Write out the whole listing exactly as it stands.

[Data listing]
** START **

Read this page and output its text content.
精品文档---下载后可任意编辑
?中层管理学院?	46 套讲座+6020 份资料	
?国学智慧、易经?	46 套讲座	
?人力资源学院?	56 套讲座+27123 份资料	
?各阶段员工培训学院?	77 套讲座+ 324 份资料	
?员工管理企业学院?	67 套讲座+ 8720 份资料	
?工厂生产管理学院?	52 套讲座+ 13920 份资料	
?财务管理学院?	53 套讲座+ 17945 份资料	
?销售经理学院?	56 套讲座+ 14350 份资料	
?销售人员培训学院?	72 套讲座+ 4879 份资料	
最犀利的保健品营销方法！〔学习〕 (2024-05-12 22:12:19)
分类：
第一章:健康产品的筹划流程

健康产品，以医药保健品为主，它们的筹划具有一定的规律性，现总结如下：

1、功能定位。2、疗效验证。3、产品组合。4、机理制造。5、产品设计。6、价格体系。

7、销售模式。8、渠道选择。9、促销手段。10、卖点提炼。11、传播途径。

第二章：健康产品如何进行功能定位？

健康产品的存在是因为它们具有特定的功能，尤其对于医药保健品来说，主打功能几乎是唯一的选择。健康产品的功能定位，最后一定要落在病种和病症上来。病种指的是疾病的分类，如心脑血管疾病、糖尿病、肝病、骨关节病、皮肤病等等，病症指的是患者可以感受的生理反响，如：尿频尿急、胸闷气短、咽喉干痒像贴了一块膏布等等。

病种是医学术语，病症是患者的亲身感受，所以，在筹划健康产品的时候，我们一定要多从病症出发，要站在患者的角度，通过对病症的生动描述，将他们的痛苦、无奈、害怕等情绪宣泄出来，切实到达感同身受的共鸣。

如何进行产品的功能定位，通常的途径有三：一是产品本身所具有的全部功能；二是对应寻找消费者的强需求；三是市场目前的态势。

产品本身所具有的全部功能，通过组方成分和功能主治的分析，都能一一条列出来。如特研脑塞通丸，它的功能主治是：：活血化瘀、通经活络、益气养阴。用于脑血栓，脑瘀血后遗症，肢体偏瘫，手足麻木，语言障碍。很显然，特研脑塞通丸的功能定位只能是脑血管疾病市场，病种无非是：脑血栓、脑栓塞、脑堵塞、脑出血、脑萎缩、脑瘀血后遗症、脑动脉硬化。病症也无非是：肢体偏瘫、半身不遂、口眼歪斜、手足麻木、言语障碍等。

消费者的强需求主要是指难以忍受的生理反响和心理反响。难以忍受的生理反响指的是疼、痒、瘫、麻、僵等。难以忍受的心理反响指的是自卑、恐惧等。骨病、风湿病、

** END **

Expected output ->
Read this page and output its text content.
精品文档---下载后可任意编辑
?中层管理学院?	46 套讲座+6020 份资料	
?国学智慧、易经?	46 套讲座	
?人力资源学院?	56 套讲座+27123 份资料	
?各阶段员工培训学院?	77 套讲座+ 324 份资料	
?员工管理企业学院?	67 套讲座+ 8720 份资料	
?工厂生产管理学院?	52 套讲座+ 13920 份资料	
?财务管理学院?	53 套讲座+ 17945 份资料	
?销售经理学院?	56 套讲座+ 14350 份资料	
?销售人员培训学院?	72 套讲座+ 4879 份资料	
最犀利的保健品营销方法！〔学习〕 (2024-05-12 22:12:19)
分类：
第一章:健康产品的筹划流程

健康产品，以医药保健品为主，它们的筹划具有一定的规律性，现总结如下：

1、功能定位。2、疗效验证。3、产品组合。4、机理制造。5、产品设计。6、价格体系。

7、销售模式。8、渠道选择。9、促销手段。10、卖点提炼。11、传播途径。

第二章：健康产品如何进行功能定位？

健康产品的存在是因为它们具有特定的功能，尤其对于医药保健品来说，主打功能几乎是唯一的选择。健康产品的功能定位，最后一定要落在病种和病症上来。病种指的是疾病的分类，如心脑血管疾病、糖尿病、肝病、骨关节病、皮肤病等等，病症指的是患者可以感受的生理反响，如：尿频尿急、胸闷气短、咽喉干痒像贴了一块膏布等等。

病种是医学术语，病症是患者的亲身感受，所以，在筹划健康产品的时候，我们一定要多从病症出发，要站在患者的角度，通过对病症的生动描述，将他们的痛苦、无奈、害怕等情绪宣泄出来，切实到达感同身受的共鸣。

如何进行产品的功能定位，通常的途径有三：一是产品本身所具有的全部功能；二是对应寻找消费者的强需求；三是市场目前的态势。

产品本身所具有的全部功能，通过组方成分和功能主治的分析，都能一一条列出来。如特研脑塞通丸，它的功能主治是：：活血化瘀、通经活络、益气养阴。用于脑血栓，脑瘀血后遗症，肢体偏瘫，手足麻木，语言障碍。很显然，特研脑塞通丸的功能定位只能是脑血管疾病市场，病种无非是：脑血栓、脑栓塞、脑堵塞、脑出血、脑萎缩、脑瘀血后遗症、脑动脉硬化。病症也无非是：肢体偏瘫、半身不遂、口眼歪斜、手足麻木、言语障碍等。

消费者的强需求主要是指难以忍受的生理反响和心理反响。难以忍受的生理反响指的是疼、痒、瘫、麻、僵等。难以忍受的心理反响指的是自卑、恐惧等。骨病、风湿病、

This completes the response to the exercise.